_Data listing:_
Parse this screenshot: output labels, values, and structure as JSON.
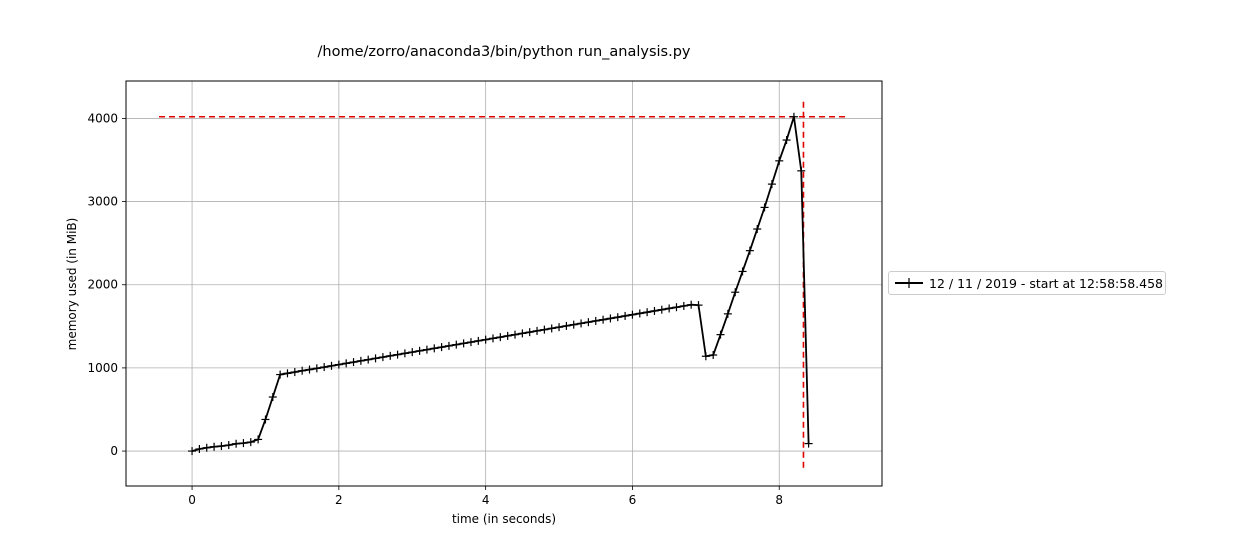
{
  "chart_data": {
    "type": "line",
    "title": "/home/zorro/anaconda3/bin/python run_analysis.py",
    "xlabel": "time (in seconds)",
    "ylabel": "memory used (in MiB)",
    "xlim": [
      -0.9,
      9.4
    ],
    "ylim": [
      -420,
      4450
    ],
    "xticks": [
      0,
      2,
      4,
      6,
      8
    ],
    "xtick_labels": [
      "0",
      "2",
      "4",
      "6",
      "8"
    ],
    "yticks": [
      0,
      1000,
      2000,
      3000,
      4000
    ],
    "ytick_labels": [
      "0",
      "1000",
      "2000",
      "3000",
      "4000"
    ],
    "grid": true,
    "legend_position": "center-right, outside the plot",
    "series": [
      {
        "name": "12 / 11 / 2019 - start at 12:58:58.458",
        "color": "#000000",
        "marker": "+",
        "x": [
          0.0,
          0.1,
          0.2,
          0.3,
          0.4,
          0.5,
          0.6,
          0.7,
          0.8,
          0.9,
          1.0,
          1.1,
          1.2,
          1.3,
          1.4,
          1.5,
          1.6,
          1.7,
          1.8,
          1.9,
          2.0,
          2.1,
          2.2,
          2.3,
          2.4,
          2.5,
          2.6,
          2.7,
          2.8,
          2.9,
          3.0,
          3.1,
          3.2,
          3.3,
          3.4,
          3.5,
          3.6,
          3.7,
          3.8,
          3.9,
          4.0,
          4.1,
          4.2,
          4.3,
          4.4,
          4.5,
          4.6,
          4.7,
          4.8,
          4.9,
          5.0,
          5.1,
          5.2,
          5.3,
          5.4,
          5.5,
          5.6,
          5.7,
          5.8,
          5.9,
          6.0,
          6.1,
          6.2,
          6.3,
          6.4,
          6.5,
          6.6,
          6.7,
          6.8,
          6.9,
          7.0,
          7.1,
          7.2,
          7.3,
          7.4,
          7.5,
          7.6,
          7.7,
          7.8,
          7.9,
          8.0,
          8.1,
          8.2,
          8.3,
          8.4,
          8.5
        ],
        "y": [
          0,
          25,
          40,
          52,
          60,
          72,
          88,
          96,
          108,
          140,
          380,
          650,
          920,
          935,
          950,
          966,
          980,
          995,
          1010,
          1025,
          1040,
          1055,
          1070,
          1085,
          1100,
          1115,
          1130,
          1145,
          1160,
          1175,
          1190,
          1205,
          1220,
          1235,
          1250,
          1265,
          1280,
          1295,
          1310,
          1325,
          1340,
          1355,
          1370,
          1385,
          1400,
          1415,
          1430,
          1445,
          1460,
          1475,
          1490,
          1505,
          1520,
          1535,
          1550,
          1565,
          1580,
          1595,
          1610,
          1625,
          1640,
          1655,
          1670,
          1685,
          1700,
          1715,
          1730,
          1745,
          1760,
          1755,
          1140,
          1155,
          1400,
          1650,
          1910,
          2160,
          2410,
          2670,
          2930,
          3210,
          3490,
          3740,
          4020,
          3370,
          90,
          null
        ]
      }
    ],
    "reference_lines": [
      {
        "orientation": "horizontal",
        "y": 4020,
        "x_range": [
          -0.45,
          8.95
        ],
        "color": "#e00000",
        "style": "dashed"
      },
      {
        "orientation": "vertical",
        "x": 8.33,
        "y_range": [
          -200,
          4220
        ],
        "color": "#e00000",
        "style": "dashed"
      }
    ]
  }
}
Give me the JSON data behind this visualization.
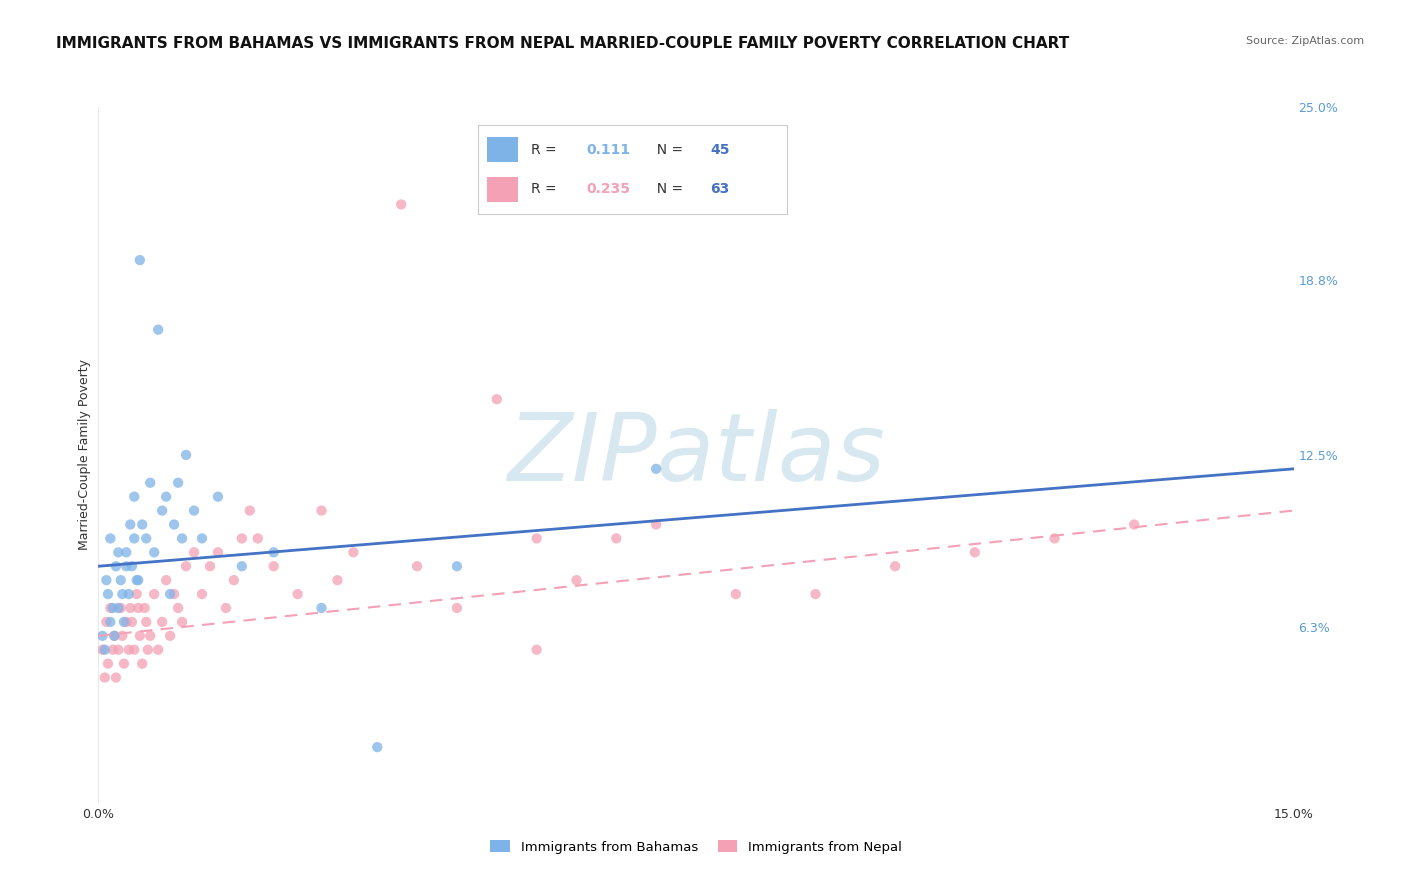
{
  "title": "IMMIGRANTS FROM BAHAMAS VS IMMIGRANTS FROM NEPAL MARRIED-COUPLE FAMILY POVERTY CORRELATION CHART",
  "source": "Source: ZipAtlas.com",
  "ylabel": "Married-Couple Family Poverty",
  "xlim": [
    0.0,
    15.0
  ],
  "ylim": [
    0.0,
    25.0
  ],
  "ytick_values": [
    6.3,
    12.5,
    18.8,
    25.0
  ],
  "xtick_values": [
    0.0,
    15.0
  ],
  "xtick_labels": [
    "0.0%",
    "15.0%"
  ],
  "series": [
    {
      "name": "Immigrants from Bahamas",
      "color": "#7eb3e8",
      "R": 0.111,
      "N": 45,
      "x": [
        0.05,
        0.08,
        0.1,
        0.12,
        0.15,
        0.15,
        0.18,
        0.2,
        0.22,
        0.25,
        0.25,
        0.28,
        0.3,
        0.32,
        0.35,
        0.35,
        0.38,
        0.4,
        0.42,
        0.45,
        0.45,
        0.48,
        0.5,
        0.52,
        0.55,
        0.6,
        0.65,
        0.7,
        0.75,
        0.8,
        0.85,
        0.9,
        0.95,
        1.0,
        1.05,
        1.1,
        1.2,
        1.3,
        1.5,
        1.8,
        2.2,
        2.8,
        3.5,
        4.5,
        7.0
      ],
      "y": [
        6.0,
        5.5,
        8.0,
        7.5,
        6.5,
        9.5,
        7.0,
        6.0,
        8.5,
        7.0,
        9.0,
        8.0,
        7.5,
        6.5,
        9.0,
        8.5,
        7.5,
        10.0,
        8.5,
        9.5,
        11.0,
        8.0,
        8.0,
        19.5,
        10.0,
        9.5,
        11.5,
        9.0,
        17.0,
        10.5,
        11.0,
        7.5,
        10.0,
        11.5,
        9.5,
        12.5,
        10.5,
        9.5,
        11.0,
        8.5,
        9.0,
        7.0,
        2.0,
        8.5,
        12.0
      ],
      "trend_x": [
        0.0,
        15.0
      ],
      "trend_y": [
        8.5,
        12.0
      ],
      "trend_style": "solid",
      "trend_color": "#4472c4"
    },
    {
      "name": "Immigrants from Nepal",
      "color": "#f4a0b5",
      "R": 0.235,
      "N": 63,
      "x": [
        0.05,
        0.08,
        0.1,
        0.12,
        0.15,
        0.18,
        0.2,
        0.22,
        0.25,
        0.28,
        0.3,
        0.32,
        0.35,
        0.38,
        0.4,
        0.42,
        0.45,
        0.48,
        0.5,
        0.52,
        0.55,
        0.58,
        0.6,
        0.62,
        0.65,
        0.7,
        0.75,
        0.8,
        0.85,
        0.9,
        0.95,
        1.0,
        1.05,
        1.1,
        1.2,
        1.3,
        1.4,
        1.5,
        1.6,
        1.7,
        1.8,
        1.9,
        2.0,
        2.2,
        2.5,
        2.8,
        3.0,
        3.2,
        3.8,
        4.0,
        4.5,
        5.0,
        5.5,
        6.0,
        6.5,
        7.0,
        8.0,
        9.0,
        10.0,
        11.0,
        12.0,
        13.0,
        5.5
      ],
      "y": [
        5.5,
        4.5,
        6.5,
        5.0,
        7.0,
        5.5,
        6.0,
        4.5,
        5.5,
        7.0,
        6.0,
        5.0,
        6.5,
        5.5,
        7.0,
        6.5,
        5.5,
        7.5,
        7.0,
        6.0,
        5.0,
        7.0,
        6.5,
        5.5,
        6.0,
        7.5,
        5.5,
        6.5,
        8.0,
        6.0,
        7.5,
        7.0,
        6.5,
        8.5,
        9.0,
        7.5,
        8.5,
        9.0,
        7.0,
        8.0,
        9.5,
        10.5,
        9.5,
        8.5,
        7.5,
        10.5,
        8.0,
        9.0,
        21.5,
        8.5,
        7.0,
        14.5,
        9.5,
        8.0,
        9.5,
        10.0,
        7.5,
        7.5,
        8.5,
        9.0,
        9.5,
        10.0,
        5.5
      ],
      "trend_x": [
        0.0,
        15.0
      ],
      "trend_y": [
        6.0,
        10.5
      ],
      "trend_style": "dashed",
      "trend_color": "#f4a0b5"
    }
  ],
  "watermark_text": "ZIPatlas",
  "watermark_color": "#d8e8f0",
  "bg_color": "#ffffff",
  "grid_color": "#e8e8e8",
  "title_fontsize": 11,
  "axis_label_fontsize": 9,
  "tick_fontsize": 9,
  "source_fontsize": 8,
  "right_tick_color": "#5b9bd5"
}
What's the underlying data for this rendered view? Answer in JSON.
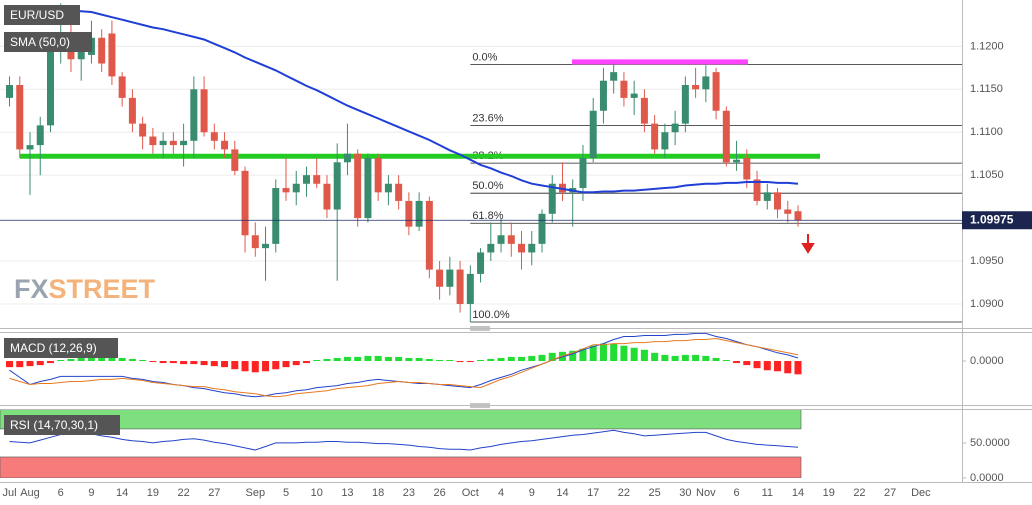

_Written task:_
Using the listing, collect all lines in which the string "this" is found.

_Reply:_
Parse this screenshot: output labels, values, and structure as JSON.
Give me the JSON data behind this visualization.
What's the underlying data for this rendered view? Answer in JSON.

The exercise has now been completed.